• **Given information**:
• • • • •

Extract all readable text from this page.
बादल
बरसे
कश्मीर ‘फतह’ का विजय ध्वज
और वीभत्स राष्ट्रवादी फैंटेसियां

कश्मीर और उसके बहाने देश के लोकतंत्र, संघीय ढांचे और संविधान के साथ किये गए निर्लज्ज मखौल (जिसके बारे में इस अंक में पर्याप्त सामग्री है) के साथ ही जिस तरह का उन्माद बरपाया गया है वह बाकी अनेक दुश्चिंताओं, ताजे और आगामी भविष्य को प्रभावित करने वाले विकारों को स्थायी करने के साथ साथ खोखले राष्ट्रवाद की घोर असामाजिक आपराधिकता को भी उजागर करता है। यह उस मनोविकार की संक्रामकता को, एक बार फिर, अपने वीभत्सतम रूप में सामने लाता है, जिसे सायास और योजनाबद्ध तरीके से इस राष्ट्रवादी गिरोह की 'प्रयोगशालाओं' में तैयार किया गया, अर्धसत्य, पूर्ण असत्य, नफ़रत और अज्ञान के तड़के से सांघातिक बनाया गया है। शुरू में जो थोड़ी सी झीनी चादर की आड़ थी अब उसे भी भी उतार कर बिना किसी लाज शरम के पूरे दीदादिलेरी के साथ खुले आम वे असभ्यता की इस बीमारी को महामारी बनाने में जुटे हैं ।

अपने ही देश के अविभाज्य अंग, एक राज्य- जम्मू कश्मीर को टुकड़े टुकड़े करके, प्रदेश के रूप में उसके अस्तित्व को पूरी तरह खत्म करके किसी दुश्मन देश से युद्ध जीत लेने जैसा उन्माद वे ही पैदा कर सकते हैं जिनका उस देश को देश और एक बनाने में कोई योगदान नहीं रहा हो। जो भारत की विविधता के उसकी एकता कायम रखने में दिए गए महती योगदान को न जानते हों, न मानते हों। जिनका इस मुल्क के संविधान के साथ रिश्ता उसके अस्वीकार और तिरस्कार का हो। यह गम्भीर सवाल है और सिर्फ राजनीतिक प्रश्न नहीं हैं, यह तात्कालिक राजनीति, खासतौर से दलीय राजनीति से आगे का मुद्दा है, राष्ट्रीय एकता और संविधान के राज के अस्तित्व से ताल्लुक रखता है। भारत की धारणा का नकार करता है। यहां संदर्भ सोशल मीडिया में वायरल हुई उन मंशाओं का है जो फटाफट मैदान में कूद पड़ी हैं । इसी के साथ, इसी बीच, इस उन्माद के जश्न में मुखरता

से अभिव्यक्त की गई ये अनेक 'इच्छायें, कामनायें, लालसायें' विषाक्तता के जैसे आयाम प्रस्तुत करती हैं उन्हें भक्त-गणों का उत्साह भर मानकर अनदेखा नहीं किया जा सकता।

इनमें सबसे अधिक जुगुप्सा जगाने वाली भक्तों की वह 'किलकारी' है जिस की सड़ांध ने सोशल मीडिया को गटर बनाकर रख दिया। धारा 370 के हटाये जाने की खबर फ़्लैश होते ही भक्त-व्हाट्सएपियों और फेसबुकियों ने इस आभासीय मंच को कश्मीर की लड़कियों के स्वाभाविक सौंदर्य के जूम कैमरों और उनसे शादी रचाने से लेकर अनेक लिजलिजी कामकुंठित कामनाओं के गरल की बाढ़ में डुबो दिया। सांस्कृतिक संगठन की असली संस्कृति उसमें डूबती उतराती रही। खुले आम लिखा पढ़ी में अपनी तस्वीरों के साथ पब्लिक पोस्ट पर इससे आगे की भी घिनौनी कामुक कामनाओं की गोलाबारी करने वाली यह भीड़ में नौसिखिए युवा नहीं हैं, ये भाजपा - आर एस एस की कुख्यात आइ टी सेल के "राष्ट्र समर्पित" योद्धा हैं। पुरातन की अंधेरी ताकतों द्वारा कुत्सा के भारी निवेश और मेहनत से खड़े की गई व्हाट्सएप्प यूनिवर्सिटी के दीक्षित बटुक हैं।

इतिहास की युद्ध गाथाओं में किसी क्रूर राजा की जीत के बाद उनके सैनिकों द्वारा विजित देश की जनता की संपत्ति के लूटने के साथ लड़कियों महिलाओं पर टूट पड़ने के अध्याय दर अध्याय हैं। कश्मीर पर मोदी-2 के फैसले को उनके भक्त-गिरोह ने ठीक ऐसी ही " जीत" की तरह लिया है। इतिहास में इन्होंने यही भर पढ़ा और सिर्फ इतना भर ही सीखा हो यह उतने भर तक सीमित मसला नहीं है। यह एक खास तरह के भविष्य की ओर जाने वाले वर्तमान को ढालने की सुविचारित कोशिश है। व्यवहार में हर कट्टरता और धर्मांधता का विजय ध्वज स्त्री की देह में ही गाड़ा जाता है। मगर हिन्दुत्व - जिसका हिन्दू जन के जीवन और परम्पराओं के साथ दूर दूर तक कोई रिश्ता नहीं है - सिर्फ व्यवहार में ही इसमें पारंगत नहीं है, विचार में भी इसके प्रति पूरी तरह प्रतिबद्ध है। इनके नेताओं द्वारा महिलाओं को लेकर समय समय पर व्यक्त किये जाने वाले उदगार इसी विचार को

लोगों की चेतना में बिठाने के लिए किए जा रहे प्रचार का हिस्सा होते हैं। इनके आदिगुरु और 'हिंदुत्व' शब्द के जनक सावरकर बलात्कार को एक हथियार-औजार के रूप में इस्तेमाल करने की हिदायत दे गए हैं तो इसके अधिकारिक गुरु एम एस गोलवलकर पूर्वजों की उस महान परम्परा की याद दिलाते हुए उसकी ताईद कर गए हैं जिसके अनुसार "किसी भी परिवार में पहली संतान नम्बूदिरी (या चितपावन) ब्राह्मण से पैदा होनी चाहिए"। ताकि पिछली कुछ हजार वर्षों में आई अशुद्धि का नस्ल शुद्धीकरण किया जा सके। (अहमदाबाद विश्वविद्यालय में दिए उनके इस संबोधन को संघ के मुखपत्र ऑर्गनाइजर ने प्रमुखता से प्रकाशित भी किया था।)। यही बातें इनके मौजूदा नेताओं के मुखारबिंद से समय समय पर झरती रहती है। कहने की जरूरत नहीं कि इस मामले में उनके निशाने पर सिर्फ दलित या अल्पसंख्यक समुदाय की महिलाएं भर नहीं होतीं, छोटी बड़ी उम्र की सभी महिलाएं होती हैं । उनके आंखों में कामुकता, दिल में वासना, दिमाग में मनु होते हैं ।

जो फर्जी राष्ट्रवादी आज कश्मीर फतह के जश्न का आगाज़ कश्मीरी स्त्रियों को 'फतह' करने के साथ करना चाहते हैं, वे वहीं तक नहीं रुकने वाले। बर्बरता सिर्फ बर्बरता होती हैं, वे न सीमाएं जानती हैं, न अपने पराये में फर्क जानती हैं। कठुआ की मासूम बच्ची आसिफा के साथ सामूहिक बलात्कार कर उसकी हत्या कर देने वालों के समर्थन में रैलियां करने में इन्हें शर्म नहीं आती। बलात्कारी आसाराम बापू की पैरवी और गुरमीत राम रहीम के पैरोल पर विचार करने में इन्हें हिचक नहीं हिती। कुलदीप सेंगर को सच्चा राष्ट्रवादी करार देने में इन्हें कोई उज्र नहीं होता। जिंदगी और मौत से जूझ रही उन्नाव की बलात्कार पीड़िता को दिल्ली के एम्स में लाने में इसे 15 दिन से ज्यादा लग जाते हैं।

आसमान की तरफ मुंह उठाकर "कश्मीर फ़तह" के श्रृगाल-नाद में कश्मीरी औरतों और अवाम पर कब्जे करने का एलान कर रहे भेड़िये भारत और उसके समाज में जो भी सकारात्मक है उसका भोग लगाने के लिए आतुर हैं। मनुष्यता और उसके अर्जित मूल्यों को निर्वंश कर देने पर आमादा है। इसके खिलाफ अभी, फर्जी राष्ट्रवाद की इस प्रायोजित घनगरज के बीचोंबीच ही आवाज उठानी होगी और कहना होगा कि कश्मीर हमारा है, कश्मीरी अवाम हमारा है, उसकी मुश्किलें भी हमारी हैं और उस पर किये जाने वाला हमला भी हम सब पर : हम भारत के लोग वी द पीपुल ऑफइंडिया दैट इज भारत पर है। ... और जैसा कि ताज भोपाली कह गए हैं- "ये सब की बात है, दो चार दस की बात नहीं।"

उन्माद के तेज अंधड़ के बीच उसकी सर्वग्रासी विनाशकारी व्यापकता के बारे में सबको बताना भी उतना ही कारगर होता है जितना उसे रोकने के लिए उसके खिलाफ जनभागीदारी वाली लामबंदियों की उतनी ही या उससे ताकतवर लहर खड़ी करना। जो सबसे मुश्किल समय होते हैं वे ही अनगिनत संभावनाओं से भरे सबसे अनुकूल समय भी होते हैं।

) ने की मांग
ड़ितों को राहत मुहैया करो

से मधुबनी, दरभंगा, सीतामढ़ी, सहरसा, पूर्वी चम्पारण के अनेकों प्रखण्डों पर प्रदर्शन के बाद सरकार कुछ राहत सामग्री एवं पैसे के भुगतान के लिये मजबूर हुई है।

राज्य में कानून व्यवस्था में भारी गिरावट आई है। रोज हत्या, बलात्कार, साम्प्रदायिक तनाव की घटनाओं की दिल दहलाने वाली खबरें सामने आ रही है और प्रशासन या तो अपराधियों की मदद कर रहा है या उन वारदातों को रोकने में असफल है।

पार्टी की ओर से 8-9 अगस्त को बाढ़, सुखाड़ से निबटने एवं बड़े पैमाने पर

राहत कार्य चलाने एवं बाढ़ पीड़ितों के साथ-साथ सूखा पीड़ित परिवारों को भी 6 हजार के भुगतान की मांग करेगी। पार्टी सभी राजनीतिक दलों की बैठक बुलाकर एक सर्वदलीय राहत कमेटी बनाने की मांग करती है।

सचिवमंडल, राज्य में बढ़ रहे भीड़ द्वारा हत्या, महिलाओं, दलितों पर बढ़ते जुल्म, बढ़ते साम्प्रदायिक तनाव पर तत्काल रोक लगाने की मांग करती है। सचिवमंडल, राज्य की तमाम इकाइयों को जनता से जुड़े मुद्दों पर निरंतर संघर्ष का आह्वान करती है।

• • • • •

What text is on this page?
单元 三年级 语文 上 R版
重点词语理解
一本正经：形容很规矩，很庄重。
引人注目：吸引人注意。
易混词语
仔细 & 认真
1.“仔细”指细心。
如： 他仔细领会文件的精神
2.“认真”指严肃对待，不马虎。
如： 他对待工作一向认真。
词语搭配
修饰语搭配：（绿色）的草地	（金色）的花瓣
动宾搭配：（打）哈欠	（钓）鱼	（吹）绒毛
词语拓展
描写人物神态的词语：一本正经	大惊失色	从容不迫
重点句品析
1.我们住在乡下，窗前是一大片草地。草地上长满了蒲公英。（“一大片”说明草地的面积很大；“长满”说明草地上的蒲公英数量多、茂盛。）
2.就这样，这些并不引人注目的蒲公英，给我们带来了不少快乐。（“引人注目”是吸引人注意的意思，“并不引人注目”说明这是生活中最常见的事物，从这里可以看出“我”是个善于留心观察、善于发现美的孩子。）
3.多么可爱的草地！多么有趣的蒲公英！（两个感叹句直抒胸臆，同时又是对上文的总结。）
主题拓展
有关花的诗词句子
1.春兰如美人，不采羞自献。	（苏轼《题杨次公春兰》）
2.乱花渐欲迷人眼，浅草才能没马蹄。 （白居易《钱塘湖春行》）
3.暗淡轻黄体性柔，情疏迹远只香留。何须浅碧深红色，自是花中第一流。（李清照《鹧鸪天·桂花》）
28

• • • • •

• **Request**: Pull out every line holding "引人注目" from the records above, and copy it.

• **Solved problem**:
引人注目：吸引人注意。
2.就这样，这些并不引人注目的蒲公英，给我们带来了不少快乐。（“引人注目”是吸引人注意的意思，“并不引人注目”说明这是生活中最常见的事物，从这里可以看出“我”是个善于留心观察、善于发现美的孩子。）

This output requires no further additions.